*Data shown:*
§ §

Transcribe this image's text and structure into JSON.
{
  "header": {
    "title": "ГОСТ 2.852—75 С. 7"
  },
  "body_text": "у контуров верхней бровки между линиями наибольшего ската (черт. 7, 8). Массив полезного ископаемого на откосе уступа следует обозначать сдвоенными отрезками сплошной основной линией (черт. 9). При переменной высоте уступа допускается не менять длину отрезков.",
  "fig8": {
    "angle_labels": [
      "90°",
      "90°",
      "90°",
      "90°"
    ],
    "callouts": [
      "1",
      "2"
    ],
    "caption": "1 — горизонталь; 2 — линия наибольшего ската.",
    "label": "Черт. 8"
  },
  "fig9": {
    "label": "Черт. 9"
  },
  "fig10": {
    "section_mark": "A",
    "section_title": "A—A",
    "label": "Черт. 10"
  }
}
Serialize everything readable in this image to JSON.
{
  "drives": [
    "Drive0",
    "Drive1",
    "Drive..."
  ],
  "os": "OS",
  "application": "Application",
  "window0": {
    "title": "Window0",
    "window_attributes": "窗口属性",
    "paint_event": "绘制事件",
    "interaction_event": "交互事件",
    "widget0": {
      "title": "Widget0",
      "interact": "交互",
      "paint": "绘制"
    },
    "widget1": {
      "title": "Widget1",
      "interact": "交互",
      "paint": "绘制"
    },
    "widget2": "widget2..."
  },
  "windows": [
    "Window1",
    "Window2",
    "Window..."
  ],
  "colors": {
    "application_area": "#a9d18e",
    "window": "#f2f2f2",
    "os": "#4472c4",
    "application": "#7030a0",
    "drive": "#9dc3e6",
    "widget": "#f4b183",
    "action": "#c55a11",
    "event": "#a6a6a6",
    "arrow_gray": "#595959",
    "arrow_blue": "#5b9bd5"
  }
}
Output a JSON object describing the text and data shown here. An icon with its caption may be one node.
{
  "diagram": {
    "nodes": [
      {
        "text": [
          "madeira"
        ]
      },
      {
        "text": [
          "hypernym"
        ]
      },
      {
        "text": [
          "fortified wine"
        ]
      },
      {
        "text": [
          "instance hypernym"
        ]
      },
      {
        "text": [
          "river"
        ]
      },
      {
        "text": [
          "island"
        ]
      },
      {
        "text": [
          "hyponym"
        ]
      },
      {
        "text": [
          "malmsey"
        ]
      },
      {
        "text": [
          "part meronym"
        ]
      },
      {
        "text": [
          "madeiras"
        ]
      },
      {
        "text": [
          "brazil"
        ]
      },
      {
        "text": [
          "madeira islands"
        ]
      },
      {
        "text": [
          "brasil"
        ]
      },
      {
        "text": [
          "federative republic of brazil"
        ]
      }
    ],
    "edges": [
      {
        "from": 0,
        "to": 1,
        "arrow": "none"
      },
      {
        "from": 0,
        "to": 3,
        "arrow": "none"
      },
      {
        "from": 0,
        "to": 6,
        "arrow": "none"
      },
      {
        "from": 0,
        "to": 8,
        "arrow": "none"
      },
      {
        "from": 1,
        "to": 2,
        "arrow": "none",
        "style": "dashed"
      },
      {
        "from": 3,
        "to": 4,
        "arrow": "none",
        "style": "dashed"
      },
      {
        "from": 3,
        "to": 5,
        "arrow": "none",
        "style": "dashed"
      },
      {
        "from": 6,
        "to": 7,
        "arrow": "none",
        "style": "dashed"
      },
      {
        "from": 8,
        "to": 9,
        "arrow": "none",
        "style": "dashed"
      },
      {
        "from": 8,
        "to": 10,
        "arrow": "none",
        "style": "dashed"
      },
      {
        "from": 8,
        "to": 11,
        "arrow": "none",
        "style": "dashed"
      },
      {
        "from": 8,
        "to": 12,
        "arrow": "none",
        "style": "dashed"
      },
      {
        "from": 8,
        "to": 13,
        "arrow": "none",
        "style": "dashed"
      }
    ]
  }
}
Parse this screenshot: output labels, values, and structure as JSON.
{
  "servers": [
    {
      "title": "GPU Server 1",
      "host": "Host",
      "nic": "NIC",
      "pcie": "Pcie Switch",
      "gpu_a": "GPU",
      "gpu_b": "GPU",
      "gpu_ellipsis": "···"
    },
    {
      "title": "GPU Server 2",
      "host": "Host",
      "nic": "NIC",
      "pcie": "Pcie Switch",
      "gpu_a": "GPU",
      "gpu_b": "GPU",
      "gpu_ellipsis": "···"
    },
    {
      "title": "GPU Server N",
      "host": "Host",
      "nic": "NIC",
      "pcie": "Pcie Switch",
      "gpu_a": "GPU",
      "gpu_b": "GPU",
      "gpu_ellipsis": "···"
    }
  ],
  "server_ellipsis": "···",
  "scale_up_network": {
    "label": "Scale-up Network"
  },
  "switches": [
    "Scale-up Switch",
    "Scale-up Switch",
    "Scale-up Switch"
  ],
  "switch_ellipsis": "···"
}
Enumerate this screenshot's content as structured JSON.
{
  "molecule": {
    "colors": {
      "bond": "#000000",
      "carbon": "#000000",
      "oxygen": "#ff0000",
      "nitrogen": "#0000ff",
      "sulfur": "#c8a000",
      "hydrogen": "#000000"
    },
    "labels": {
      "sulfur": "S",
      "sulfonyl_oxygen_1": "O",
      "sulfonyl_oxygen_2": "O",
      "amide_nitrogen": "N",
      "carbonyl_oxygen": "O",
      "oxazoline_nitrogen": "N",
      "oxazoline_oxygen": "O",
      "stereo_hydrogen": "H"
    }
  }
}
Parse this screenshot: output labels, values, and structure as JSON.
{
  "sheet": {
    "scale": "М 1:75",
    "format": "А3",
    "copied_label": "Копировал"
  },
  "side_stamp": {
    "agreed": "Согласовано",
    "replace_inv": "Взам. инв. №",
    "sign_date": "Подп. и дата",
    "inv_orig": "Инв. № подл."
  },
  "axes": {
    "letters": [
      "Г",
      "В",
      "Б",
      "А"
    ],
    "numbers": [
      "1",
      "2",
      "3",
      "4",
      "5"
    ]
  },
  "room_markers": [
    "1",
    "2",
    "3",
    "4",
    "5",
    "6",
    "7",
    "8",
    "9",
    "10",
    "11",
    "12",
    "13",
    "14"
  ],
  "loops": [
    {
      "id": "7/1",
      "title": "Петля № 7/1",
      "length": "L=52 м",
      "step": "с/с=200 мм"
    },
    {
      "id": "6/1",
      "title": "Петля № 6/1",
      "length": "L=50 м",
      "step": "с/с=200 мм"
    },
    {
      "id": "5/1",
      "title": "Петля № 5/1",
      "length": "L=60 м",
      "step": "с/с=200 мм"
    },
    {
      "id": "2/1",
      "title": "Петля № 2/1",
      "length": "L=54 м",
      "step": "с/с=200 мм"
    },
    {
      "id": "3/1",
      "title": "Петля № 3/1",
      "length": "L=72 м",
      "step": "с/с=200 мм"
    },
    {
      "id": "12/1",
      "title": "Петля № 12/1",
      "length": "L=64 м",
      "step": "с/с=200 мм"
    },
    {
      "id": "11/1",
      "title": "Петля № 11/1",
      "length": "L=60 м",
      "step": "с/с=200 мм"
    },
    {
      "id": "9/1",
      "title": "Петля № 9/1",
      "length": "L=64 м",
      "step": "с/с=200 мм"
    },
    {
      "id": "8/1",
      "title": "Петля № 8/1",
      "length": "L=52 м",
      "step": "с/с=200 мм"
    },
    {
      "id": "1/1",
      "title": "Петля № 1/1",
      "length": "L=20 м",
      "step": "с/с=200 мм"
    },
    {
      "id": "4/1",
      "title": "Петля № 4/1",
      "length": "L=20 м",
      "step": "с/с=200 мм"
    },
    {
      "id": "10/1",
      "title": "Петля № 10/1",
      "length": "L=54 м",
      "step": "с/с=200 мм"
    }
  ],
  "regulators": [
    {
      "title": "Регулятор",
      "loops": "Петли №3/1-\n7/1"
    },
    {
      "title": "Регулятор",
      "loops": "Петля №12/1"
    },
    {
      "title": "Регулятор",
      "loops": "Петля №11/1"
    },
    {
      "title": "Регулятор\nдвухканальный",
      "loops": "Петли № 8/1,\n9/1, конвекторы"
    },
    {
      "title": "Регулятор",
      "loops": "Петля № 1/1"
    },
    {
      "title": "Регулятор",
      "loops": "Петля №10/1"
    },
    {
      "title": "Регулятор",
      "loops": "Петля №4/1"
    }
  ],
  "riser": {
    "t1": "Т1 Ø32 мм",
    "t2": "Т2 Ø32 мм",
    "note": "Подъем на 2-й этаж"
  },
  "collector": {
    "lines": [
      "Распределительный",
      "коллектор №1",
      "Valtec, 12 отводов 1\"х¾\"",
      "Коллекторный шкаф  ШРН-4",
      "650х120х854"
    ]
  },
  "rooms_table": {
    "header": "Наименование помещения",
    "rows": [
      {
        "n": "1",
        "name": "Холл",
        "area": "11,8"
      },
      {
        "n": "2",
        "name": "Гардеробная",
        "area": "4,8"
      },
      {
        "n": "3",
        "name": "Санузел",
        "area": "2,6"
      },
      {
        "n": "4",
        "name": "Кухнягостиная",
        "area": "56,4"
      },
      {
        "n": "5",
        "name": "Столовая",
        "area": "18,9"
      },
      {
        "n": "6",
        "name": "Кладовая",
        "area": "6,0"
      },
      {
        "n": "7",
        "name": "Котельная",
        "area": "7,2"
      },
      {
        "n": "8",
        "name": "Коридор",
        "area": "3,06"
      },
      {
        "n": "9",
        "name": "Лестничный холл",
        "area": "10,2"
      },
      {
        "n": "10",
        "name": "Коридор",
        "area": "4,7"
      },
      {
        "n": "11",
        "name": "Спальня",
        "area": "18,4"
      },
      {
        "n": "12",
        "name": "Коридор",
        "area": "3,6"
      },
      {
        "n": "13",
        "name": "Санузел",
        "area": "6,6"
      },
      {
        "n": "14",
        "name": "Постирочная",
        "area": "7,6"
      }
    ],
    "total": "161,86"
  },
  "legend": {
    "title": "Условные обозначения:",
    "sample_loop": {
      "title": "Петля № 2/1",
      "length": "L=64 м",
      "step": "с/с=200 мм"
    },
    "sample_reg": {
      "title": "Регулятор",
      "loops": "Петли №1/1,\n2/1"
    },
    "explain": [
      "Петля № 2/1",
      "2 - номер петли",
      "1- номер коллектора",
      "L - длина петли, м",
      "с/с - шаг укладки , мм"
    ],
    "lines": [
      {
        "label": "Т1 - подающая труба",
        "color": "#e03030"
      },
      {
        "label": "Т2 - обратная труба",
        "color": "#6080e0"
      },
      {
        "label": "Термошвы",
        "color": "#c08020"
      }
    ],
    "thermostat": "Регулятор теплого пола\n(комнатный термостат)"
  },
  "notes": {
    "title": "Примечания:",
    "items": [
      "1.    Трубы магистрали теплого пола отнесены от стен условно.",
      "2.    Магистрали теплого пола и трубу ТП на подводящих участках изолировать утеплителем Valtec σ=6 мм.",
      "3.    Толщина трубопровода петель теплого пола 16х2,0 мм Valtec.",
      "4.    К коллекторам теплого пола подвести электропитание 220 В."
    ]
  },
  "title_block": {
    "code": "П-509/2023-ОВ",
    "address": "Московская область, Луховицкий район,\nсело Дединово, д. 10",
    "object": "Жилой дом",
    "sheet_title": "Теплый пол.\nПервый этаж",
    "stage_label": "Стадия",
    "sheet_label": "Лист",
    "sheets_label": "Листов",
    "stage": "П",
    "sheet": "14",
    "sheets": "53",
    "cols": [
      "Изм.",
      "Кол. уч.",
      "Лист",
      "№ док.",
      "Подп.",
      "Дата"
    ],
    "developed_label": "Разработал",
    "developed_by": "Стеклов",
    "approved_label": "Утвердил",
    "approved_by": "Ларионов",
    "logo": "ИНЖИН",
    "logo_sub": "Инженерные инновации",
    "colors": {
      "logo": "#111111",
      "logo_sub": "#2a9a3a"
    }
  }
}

§ §

*Prompt:*
Looking at the records above, work out how many lines include the string "ската". Give the number and nothing else.

*Answer for the task:*
2